What the task requires:
Without the pictures, give the entries below again exactly as written.

[Data excerpts]
────
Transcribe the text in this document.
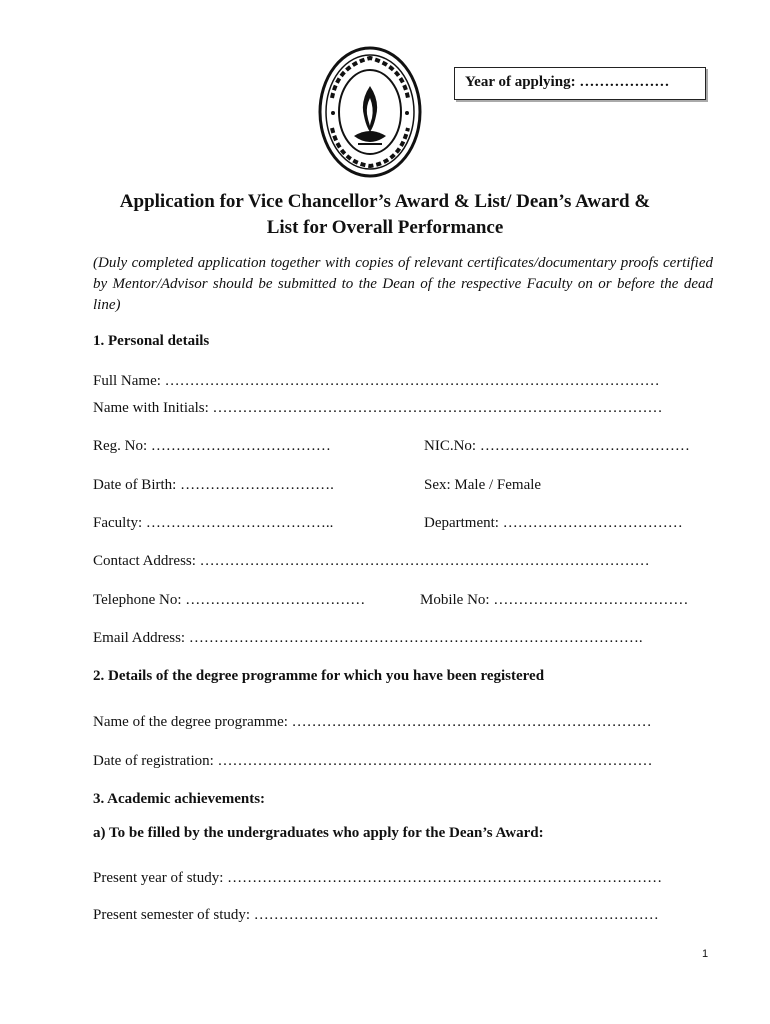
Year of applying: ………………
Application for Vice Chancellor’s Award & List/ Dean’s Award &
List for Overall Performance
(Duly completed application together with copies of relevant certificates/documentary proofs certified by Mentor/Advisor should be submitted to the Dean of the respective Faculty on or before the dead line)
1. Personal details
Full Name: ………………………………………………………………………………………
Name with Initials: ………………………………………………………………………………
Reg. No: ………………………………	NIC.No: ……………………………………
Date of Birth: ………………………….	Sex: Male / Female
Faculty: ………………………………..	Department: ………………………………
Contact Address: ………………………………………………………………………………
Telephone No: ………………………………	Mobile No: …………………………………
Email Address: ……………………………………………………………………………….
2. Details of the degree programme for which you have been registered
Name of the degree programme: ………………………………………………………………
Date of registration: ……………………………………………………………………………
3. Academic achievements:
a) To be filled by the undergraduates who apply for the Dean’s Award:
Present year of study: ……………………………………………………………………………
Present semester of study: ………………………………………………………………………
1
────
Output of the exercise:
Transcribe the text in this document.
Year of applying: ………………
Application for Vice Chancellor’s Award & List/ Dean’s Award &
List for Overall Performance
(Duly completed application together with copies of relevant certificates/documentary proofs certified by Mentor/Advisor should be submitted to the Dean of the respective Faculty on or before the dead line)
1. Personal details
Full Name: ………………………………………………………………………………………
Name with Initials: ………………………………………………………………………………
Reg. No: ………………………………	NIC.No: ……………………………………
Date of Birth: ………………………….	Sex: Male / Female
Faculty: ………………………………..	Department: ………………………………
Contact Address: ………………………………………………………………………………
Telephone No: ………………………………	Mobile No: …………………………………
Email Address: ……………………………………………………………………………….
2. Details of the degree programme for which you have been registered
Name of the degree programme: ………………………………………………………………
Date of registration: ……………………………………………………………………………
3. Academic achievements:
a) To be filled by the undergraduates who apply for the Dean’s Award:
Present year of study: ……………………………………………………………………………
Present semester of study: ………………………………………………………………………
1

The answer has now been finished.